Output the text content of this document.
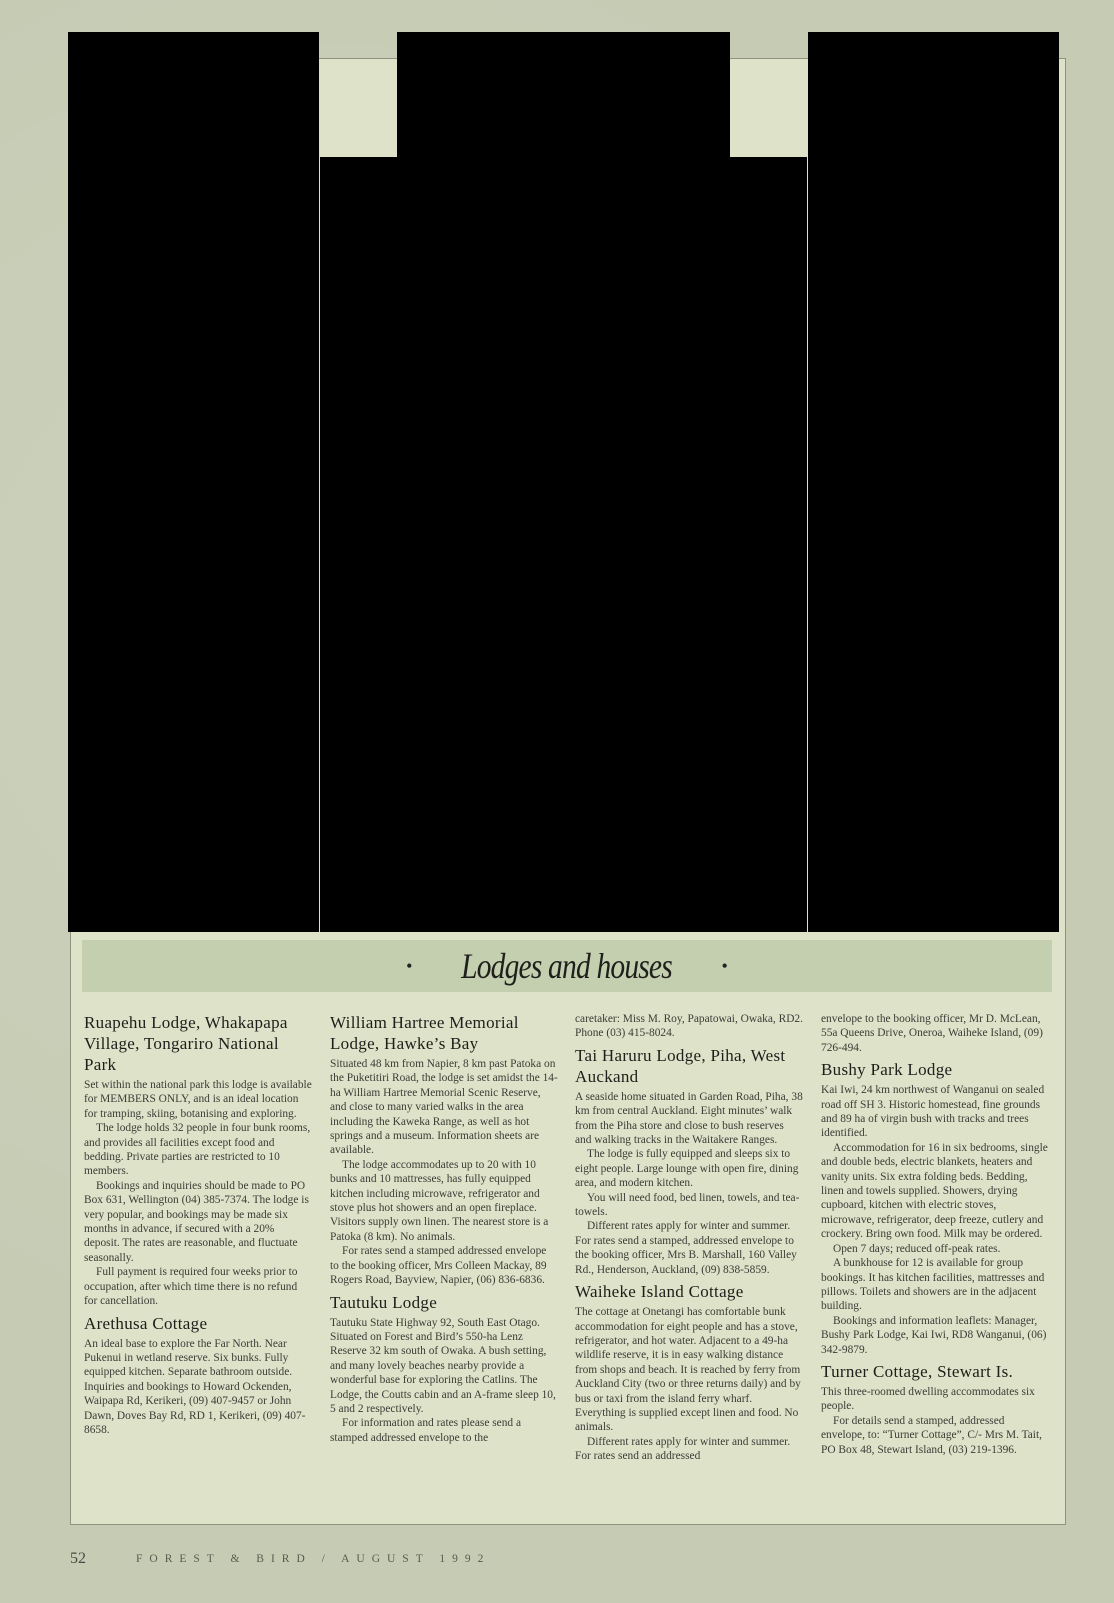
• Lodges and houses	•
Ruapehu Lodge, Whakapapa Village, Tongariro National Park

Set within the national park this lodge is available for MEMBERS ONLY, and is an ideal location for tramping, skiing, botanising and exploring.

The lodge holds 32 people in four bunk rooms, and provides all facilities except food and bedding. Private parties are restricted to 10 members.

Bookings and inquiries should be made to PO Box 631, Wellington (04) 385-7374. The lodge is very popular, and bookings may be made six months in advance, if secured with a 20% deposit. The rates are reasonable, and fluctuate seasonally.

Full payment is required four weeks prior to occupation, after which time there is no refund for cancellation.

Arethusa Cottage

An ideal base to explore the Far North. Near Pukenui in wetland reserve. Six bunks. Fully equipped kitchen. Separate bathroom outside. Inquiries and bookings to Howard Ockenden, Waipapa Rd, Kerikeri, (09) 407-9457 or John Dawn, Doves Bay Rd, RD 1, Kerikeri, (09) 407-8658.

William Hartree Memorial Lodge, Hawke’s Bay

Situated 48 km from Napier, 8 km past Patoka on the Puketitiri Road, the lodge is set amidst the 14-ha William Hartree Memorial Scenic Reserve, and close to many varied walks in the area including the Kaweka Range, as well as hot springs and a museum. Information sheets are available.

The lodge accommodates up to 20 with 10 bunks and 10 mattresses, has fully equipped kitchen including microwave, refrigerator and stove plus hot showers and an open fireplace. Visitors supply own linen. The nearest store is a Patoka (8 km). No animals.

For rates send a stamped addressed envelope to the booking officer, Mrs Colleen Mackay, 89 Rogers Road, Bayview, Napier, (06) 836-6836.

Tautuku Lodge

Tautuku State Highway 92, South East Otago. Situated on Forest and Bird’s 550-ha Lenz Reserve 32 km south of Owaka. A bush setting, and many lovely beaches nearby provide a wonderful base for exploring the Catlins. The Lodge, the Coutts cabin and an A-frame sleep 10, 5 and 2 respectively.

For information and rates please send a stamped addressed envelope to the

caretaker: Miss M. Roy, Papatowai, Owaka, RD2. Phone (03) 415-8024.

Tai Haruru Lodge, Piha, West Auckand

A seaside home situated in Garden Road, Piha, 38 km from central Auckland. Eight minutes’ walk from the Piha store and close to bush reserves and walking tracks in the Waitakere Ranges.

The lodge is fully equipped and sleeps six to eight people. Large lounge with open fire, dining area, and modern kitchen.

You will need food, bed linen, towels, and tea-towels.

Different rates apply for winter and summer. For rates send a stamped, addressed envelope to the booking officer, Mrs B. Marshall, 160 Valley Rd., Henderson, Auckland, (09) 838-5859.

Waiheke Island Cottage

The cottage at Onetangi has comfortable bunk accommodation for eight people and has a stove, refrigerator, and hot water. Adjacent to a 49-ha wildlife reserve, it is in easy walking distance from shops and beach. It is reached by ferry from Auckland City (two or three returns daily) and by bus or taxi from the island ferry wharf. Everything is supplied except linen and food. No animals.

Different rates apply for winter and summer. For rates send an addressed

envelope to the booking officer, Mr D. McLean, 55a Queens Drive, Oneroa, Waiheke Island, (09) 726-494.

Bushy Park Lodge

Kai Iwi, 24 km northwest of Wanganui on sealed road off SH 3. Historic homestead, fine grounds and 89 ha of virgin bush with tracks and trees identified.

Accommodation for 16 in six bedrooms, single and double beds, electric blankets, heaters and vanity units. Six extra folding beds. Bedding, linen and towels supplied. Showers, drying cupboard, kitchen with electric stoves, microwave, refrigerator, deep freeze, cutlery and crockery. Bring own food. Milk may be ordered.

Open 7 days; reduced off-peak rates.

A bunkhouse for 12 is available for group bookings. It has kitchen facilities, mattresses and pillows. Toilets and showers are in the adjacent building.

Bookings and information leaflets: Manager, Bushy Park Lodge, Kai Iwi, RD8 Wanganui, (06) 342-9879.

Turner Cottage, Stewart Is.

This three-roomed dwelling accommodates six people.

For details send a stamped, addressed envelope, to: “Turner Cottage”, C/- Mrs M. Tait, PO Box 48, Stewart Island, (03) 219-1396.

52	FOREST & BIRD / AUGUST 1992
☆ ☆ ☆ ☆
▶ **CHALLENGE**: Repeat the records word for word. Any picture in them should be left out.

▶ **RESULT OF THE EXERCISE**:
Output the text content of this document.
• Lodges and houses	•
Ruapehu Lodge, Whakapapa Village, Tongariro National Park

Set within the national park this lodge is available for MEMBERS ONLY, and is an ideal location for tramping, skiing, botanising and exploring.

The lodge holds 32 people in four bunk rooms, and provides all facilities except food and bedding. Private parties are restricted to 10 members.

Bookings and inquiries should be made to PO Box 631, Wellington (04) 385-7374. The lodge is very popular, and bookings may be made six months in advance, if secured with a 20% deposit. The rates are reasonable, and fluctuate seasonally.

Full payment is required four weeks prior to occupation, after which time there is no refund for cancellation.

Arethusa Cottage

An ideal base to explore the Far North. Near Pukenui in wetland reserve. Six bunks. Fully equipped kitchen. Separate bathroom outside. Inquiries and bookings to Howard Ockenden, Waipapa Rd, Kerikeri, (09) 407-9457 or John Dawn, Doves Bay Rd, RD 1, Kerikeri, (09) 407-8658.

William Hartree Memorial Lodge, Hawke’s Bay

Situated 48 km from Napier, 8 km past Patoka on the Puketitiri Road, the lodge is set amidst the 14-ha William Hartree Memorial Scenic Reserve, and close to many varied walks in the area including the Kaweka Range, as well as hot springs and a museum. Information sheets are available.

The lodge accommodates up to 20 with 10 bunks and 10 mattresses, has fully equipped kitchen including microwave, refrigerator and stove plus hot showers and an open fireplace. Visitors supply own linen. The nearest store is a Patoka (8 km). No animals.

For rates send a stamped addressed envelope to the booking officer, Mrs Colleen Mackay, 89 Rogers Road, Bayview, Napier, (06) 836-6836.

Tautuku Lodge

Tautuku State Highway 92, South East Otago. Situated on Forest and Bird’s 550-ha Lenz Reserve 32 km south of Owaka. A bush setting, and many lovely beaches nearby provide a wonderful base for exploring the Catlins. The Lodge, the Coutts cabin and an A-frame sleep 10, 5 and 2 respectively.

For information and rates please send a stamped addressed envelope to the

caretaker: Miss M. Roy, Papatowai, Owaka, RD2. Phone (03) 415-8024.

Tai Haruru Lodge, Piha, West Auckand

A seaside home situated in Garden Road, Piha, 38 km from central Auckland. Eight minutes’ walk from the Piha store and close to bush reserves and walking tracks in the Waitakere Ranges.

The lodge is fully equipped and sleeps six to eight people. Large lounge with open fire, dining area, and modern kitchen.

You will need food, bed linen, towels, and tea-towels.

Different rates apply for winter and summer. For rates send a stamped, addressed envelope to the booking officer, Mrs B. Marshall, 160 Valley Rd., Henderson, Auckland, (09) 838-5859.

Waiheke Island Cottage

The cottage at Onetangi has comfortable bunk accommodation for eight people and has a stove, refrigerator, and hot water. Adjacent to a 49-ha wildlife reserve, it is in easy walking distance from shops and beach. It is reached by ferry from Auckland City (two or three returns daily) and by bus or taxi from the island ferry wharf. Everything is supplied except linen and food. No animals.

Different rates apply for winter and summer. For rates send an addressed

envelope to the booking officer, Mr D. McLean, 55a Queens Drive, Oneroa, Waiheke Island, (09) 726-494.

Bushy Park Lodge

Kai Iwi, 24 km northwest of Wanganui on sealed road off SH 3. Historic homestead, fine grounds and 89 ha of virgin bush with tracks and trees identified.

Accommodation for 16 in six bedrooms, single and double beds, electric blankets, heaters and vanity units. Six extra folding beds. Bedding, linen and towels supplied. Showers, drying cupboard, kitchen with electric stoves, microwave, refrigerator, deep freeze, cutlery and crockery. Bring own food. Milk may be ordered.

Open 7 days; reduced off-peak rates.

A bunkhouse for 12 is available for group bookings. It has kitchen facilities, mattresses and pillows. Toilets and showers are in the adjacent building.

Bookings and information leaflets: Manager, Bushy Park Lodge, Kai Iwi, RD8 Wanganui, (06) 342-9879.

Turner Cottage, Stewart Is.

This three-roomed dwelling accommodates six people.

For details send a stamped, addressed envelope, to: “Turner Cottage”, C/- Mrs M. Tait, PO Box 48, Stewart Island, (03) 219-1396.

52	FOREST & BIRD / AUGUST 1992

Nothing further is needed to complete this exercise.